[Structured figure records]
• • • • •

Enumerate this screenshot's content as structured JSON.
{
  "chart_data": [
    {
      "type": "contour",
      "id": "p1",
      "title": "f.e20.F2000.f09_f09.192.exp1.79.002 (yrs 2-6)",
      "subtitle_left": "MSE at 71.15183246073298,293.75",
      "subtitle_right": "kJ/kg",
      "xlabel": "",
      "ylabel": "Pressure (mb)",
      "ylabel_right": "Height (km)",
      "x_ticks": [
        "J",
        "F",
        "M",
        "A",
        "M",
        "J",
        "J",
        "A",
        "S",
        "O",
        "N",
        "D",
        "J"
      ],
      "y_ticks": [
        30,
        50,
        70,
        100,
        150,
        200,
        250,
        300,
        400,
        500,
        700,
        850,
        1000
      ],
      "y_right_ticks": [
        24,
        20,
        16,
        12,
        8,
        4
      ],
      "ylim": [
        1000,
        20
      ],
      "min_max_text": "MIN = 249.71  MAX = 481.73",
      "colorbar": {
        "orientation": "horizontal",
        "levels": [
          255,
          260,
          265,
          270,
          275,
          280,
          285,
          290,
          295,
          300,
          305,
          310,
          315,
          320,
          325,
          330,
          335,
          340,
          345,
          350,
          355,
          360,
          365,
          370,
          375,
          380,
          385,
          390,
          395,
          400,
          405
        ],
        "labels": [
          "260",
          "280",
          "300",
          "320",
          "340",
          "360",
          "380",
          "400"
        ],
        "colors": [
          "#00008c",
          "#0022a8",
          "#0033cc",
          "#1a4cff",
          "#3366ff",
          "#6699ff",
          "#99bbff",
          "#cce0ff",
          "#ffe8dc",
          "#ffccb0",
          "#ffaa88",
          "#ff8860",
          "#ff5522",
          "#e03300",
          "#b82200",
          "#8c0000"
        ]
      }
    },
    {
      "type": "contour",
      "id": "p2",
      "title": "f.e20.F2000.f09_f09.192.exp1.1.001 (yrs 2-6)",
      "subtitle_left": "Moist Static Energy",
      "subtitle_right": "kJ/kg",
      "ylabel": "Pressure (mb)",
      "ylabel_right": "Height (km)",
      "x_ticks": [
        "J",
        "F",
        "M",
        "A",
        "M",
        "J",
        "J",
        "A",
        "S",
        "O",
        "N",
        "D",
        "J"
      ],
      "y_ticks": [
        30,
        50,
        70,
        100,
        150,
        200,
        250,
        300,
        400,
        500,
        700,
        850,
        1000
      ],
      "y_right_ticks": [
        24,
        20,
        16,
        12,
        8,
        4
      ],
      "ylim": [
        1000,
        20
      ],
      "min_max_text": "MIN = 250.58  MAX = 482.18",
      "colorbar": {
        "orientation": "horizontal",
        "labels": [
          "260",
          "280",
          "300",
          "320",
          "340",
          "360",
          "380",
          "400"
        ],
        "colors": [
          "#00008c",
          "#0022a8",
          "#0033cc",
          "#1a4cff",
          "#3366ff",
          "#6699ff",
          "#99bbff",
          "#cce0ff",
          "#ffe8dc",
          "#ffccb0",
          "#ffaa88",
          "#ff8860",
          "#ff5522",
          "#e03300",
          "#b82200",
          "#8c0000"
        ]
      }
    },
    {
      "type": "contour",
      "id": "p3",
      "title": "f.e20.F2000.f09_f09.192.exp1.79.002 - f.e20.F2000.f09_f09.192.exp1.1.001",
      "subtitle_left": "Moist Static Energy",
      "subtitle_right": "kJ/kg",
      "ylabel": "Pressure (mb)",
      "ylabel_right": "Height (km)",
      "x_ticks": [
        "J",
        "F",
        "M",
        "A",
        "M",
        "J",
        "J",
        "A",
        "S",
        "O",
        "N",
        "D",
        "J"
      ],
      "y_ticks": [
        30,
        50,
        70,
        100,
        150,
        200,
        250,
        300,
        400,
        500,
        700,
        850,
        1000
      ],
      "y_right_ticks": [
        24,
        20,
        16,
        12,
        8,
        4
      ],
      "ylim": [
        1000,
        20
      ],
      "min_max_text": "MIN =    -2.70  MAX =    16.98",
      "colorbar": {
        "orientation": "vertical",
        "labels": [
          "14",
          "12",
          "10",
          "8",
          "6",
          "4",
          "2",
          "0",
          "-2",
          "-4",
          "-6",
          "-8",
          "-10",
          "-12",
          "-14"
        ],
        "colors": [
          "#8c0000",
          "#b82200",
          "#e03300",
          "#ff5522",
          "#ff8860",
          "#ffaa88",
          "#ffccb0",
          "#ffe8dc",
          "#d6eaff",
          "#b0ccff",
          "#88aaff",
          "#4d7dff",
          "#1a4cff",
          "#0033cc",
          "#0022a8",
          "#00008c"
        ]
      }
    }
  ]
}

• • • • •

• [Exercise task]
Set out the complete listing exactly as shown.

• [Answer for the task]
Enumerate this screenshot's content as structured JSON.
{
  "chart_data": [
    {
      "type": "contour",
      "id": "p1",
      "title": "f.e20.F2000.f09_f09.192.exp1.79.002 (yrs 2-6)",
      "subtitle_left": "MSE at 71.15183246073298,293.75",
      "subtitle_right": "kJ/kg",
      "xlabel": "",
      "ylabel": "Pressure (mb)",
      "ylabel_right": "Height (km)",
      "x_ticks": [
        "J",
        "F",
        "M",
        "A",
        "M",
        "J",
        "J",
        "A",
        "S",
        "O",
        "N",
        "D",
        "J"
      ],
      "y_ticks": [
        30,
        50,
        70,
        100,
        150,
        200,
        250,
        300,
        400,
        500,
        700,
        850,
        1000
      ],
      "y_right_ticks": [
        24,
        20,
        16,
        12,
        8,
        4
      ],
      "ylim": [
        1000,
        20
      ],
      "min_max_text": "MIN = 249.71  MAX = 481.73",
      "colorbar": {
        "orientation": "horizontal",
        "levels": [
          255,
          260,
          265,
          270,
          275,
          280,
          285,
          290,
          295,
          300,
          305,
          310,
          315,
          320,
          325,
          330,
          335,
          340,
          345,
          350,
          355,
          360,
          365,
          370,
          375,
          380,
          385,
          390,
          395,
          400,
          405
        ],
        "labels": [
          "260",
          "280",
          "300",
          "320",
          "340",
          "360",
          "380",
          "400"
        ],
        "colors": [
          "#00008c",
          "#0022a8",
          "#0033cc",
          "#1a4cff",
          "#3366ff",
          "#6699ff",
          "#99bbff",
          "#cce0ff",
          "#ffe8dc",
          "#ffccb0",
          "#ffaa88",
          "#ff8860",
          "#ff5522",
          "#e03300",
          "#b82200",
          "#8c0000"
        ]
      }
    },
    {
      "type": "contour",
      "id": "p2",
      "title": "f.e20.F2000.f09_f09.192.exp1.1.001 (yrs 2-6)",
      "subtitle_left": "Moist Static Energy",
      "subtitle_right": "kJ/kg",
      "ylabel": "Pressure (mb)",
      "ylabel_right": "Height (km)",
      "x_ticks": [
        "J",
        "F",
        "M",
        "A",
        "M",
        "J",
        "J",
        "A",
        "S",
        "O",
        "N",
        "D",
        "J"
      ],
      "y_ticks": [
        30,
        50,
        70,
        100,
        150,
        200,
        250,
        300,
        400,
        500,
        700,
        850,
        1000
      ],
      "y_right_ticks": [
        24,
        20,
        16,
        12,
        8,
        4
      ],
      "ylim": [
        1000,
        20
      ],
      "min_max_text": "MIN = 250.58  MAX = 482.18",
      "colorbar": {
        "orientation": "horizontal",
        "labels": [
          "260",
          "280",
          "300",
          "320",
          "340",
          "360",
          "380",
          "400"
        ],
        "colors": [
          "#00008c",
          "#0022a8",
          "#0033cc",
          "#1a4cff",
          "#3366ff",
          "#6699ff",
          "#99bbff",
          "#cce0ff",
          "#ffe8dc",
          "#ffccb0",
          "#ffaa88",
          "#ff8860",
          "#ff5522",
          "#e03300",
          "#b82200",
          "#8c0000"
        ]
      }
    },
    {
      "type": "contour",
      "id": "p3",
      "title": "f.e20.F2000.f09_f09.192.exp1.79.002 - f.e20.F2000.f09_f09.192.exp1.1.001",
      "subtitle_left": "Moist Static Energy",
      "subtitle_right": "kJ/kg",
      "ylabel": "Pressure (mb)",
      "ylabel_right": "Height (km)",
      "x_ticks": [
        "J",
        "F",
        "M",
        "A",
        "M",
        "J",
        "J",
        "A",
        "S",
        "O",
        "N",
        "D",
        "J"
      ],
      "y_ticks": [
        30,
        50,
        70,
        100,
        150,
        200,
        250,
        300,
        400,
        500,
        700,
        850,
        1000
      ],
      "y_right_ticks": [
        24,
        20,
        16,
        12,
        8,
        4
      ],
      "ylim": [
        1000,
        20
      ],
      "min_max_text": "MIN =    -2.70  MAX =    16.98",
      "colorbar": {
        "orientation": "vertical",
        "labels": [
          "14",
          "12",
          "10",
          "8",
          "6",
          "4",
          "2",
          "0",
          "-2",
          "-4",
          "-6",
          "-8",
          "-10",
          "-12",
          "-14"
        ],
        "colors": [
          "#8c0000",
          "#b82200",
          "#e03300",
          "#ff5522",
          "#ff8860",
          "#ffaa88",
          "#ffccb0",
          "#ffe8dc",
          "#d6eaff",
          "#b0ccff",
          "#88aaff",
          "#4d7dff",
          "#1a4cff",
          "#0033cc",
          "#0022a8",
          "#00008c"
        ]
      }
    }
  ]
}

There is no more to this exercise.